Report the count of lines containing the word "Speed" in the entries below, and nothing more.
"""
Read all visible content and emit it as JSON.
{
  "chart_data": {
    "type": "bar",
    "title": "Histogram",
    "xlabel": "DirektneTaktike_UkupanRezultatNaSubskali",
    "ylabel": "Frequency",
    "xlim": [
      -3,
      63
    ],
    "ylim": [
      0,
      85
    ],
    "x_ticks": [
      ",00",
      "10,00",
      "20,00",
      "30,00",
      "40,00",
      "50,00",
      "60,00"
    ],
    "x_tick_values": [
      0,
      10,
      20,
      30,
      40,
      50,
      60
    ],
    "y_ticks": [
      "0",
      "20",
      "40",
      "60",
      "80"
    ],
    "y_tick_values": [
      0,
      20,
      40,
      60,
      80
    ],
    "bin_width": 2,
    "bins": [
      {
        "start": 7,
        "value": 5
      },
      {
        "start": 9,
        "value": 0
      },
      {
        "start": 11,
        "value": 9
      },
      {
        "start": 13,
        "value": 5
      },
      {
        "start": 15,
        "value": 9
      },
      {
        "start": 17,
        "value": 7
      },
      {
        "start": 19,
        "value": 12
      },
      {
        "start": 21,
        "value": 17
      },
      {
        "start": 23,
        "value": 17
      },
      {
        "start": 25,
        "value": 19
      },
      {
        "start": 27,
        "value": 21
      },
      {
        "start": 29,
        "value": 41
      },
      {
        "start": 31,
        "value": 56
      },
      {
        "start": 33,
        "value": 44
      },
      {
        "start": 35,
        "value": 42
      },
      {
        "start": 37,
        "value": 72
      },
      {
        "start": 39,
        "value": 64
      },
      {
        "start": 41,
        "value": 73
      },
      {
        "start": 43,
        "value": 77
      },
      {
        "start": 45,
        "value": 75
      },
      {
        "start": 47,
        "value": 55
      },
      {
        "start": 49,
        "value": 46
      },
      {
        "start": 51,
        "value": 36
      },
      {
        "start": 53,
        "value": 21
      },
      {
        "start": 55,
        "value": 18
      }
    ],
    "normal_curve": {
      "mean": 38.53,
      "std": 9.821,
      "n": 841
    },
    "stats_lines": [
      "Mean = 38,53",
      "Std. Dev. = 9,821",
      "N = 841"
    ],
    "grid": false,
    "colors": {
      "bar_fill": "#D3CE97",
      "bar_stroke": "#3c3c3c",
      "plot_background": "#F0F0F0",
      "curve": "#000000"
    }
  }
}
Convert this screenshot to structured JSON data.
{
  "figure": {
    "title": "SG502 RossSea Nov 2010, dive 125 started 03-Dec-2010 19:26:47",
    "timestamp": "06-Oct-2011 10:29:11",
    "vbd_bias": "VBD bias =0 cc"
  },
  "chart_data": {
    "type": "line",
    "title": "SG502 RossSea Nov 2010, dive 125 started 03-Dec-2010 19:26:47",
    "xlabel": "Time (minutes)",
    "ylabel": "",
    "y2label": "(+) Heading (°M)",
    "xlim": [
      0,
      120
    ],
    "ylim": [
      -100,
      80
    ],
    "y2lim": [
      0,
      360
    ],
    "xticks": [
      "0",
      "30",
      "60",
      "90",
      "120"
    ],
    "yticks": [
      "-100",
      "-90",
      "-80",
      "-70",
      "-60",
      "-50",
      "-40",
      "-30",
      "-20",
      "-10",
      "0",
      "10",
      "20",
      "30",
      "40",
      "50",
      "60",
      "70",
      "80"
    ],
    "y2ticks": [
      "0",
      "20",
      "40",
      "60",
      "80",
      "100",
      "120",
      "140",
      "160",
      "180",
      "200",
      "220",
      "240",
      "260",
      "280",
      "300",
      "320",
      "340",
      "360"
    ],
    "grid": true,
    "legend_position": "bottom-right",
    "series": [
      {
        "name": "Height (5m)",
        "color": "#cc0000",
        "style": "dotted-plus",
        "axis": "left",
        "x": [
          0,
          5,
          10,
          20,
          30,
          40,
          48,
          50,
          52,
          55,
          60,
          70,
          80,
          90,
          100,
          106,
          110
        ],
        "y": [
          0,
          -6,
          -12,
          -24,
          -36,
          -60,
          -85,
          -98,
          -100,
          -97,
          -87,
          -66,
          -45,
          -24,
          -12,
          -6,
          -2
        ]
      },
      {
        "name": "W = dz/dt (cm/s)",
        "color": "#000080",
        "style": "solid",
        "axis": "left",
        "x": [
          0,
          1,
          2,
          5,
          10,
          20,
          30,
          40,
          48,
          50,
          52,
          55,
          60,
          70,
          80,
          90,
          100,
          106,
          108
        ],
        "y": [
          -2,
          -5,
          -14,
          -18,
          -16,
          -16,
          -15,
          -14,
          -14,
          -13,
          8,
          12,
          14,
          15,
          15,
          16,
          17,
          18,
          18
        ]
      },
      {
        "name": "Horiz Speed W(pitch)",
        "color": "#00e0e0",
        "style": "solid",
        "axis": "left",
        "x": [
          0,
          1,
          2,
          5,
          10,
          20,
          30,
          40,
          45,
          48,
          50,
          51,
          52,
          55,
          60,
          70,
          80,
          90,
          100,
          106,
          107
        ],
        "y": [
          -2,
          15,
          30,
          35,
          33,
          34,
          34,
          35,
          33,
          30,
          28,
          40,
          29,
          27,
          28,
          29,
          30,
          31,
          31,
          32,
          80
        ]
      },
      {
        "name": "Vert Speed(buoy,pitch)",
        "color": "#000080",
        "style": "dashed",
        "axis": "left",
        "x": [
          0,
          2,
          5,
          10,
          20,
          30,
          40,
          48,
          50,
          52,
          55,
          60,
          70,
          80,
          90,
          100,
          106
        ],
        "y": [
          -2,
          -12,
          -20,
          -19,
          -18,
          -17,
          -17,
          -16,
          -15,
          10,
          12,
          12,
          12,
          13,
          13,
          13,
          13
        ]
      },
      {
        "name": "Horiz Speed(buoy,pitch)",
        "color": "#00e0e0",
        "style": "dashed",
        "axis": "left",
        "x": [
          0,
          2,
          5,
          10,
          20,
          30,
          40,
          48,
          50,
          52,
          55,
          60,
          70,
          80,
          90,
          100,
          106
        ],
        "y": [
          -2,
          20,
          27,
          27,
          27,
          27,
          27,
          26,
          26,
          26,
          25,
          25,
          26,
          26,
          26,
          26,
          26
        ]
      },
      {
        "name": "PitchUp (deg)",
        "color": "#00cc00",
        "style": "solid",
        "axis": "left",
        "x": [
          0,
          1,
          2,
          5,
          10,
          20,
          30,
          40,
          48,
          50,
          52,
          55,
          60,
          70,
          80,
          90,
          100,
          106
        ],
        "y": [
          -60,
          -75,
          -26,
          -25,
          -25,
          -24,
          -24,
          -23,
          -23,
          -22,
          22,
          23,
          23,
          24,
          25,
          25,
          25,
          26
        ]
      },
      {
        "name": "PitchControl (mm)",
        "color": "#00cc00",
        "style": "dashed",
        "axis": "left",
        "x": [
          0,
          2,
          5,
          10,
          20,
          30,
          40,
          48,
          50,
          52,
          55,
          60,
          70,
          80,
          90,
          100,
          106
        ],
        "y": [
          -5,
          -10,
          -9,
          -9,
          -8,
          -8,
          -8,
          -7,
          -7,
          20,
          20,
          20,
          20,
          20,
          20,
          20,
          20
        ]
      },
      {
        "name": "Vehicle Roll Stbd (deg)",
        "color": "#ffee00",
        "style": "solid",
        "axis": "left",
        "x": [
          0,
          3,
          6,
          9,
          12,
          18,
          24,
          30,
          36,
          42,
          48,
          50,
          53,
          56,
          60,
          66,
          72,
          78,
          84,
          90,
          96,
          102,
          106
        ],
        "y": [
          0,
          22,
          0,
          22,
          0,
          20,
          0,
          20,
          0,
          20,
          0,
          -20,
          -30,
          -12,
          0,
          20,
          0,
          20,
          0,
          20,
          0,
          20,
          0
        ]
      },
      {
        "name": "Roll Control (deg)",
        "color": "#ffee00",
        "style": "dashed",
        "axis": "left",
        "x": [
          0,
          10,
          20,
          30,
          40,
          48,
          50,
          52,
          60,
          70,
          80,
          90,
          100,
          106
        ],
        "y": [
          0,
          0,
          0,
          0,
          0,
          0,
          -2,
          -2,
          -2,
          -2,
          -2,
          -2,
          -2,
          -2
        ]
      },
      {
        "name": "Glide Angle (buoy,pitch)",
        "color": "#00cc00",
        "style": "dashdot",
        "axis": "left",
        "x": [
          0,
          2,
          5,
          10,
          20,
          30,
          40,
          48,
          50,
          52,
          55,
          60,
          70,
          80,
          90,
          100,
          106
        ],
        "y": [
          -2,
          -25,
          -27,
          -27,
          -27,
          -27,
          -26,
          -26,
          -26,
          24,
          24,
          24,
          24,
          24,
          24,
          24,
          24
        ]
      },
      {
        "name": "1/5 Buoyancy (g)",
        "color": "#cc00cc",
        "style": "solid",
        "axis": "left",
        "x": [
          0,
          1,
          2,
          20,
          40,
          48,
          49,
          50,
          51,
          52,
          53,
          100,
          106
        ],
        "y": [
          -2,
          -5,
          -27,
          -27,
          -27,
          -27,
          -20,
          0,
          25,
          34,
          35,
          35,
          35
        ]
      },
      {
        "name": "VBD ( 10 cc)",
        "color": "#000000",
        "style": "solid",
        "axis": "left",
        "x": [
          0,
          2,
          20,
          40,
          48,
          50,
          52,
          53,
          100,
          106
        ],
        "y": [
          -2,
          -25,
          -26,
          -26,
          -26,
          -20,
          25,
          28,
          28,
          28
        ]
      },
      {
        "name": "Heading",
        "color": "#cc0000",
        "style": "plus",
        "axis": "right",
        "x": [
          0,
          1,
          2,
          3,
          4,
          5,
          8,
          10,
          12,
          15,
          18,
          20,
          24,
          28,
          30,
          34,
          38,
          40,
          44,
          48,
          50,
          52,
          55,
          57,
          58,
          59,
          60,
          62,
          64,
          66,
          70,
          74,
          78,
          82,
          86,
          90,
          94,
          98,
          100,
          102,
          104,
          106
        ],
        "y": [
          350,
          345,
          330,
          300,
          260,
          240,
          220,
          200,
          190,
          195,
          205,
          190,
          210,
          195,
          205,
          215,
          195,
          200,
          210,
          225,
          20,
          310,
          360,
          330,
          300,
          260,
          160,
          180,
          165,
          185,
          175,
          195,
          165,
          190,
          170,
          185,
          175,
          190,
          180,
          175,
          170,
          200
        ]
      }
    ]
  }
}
"""
EXERCISE ANSWER: 3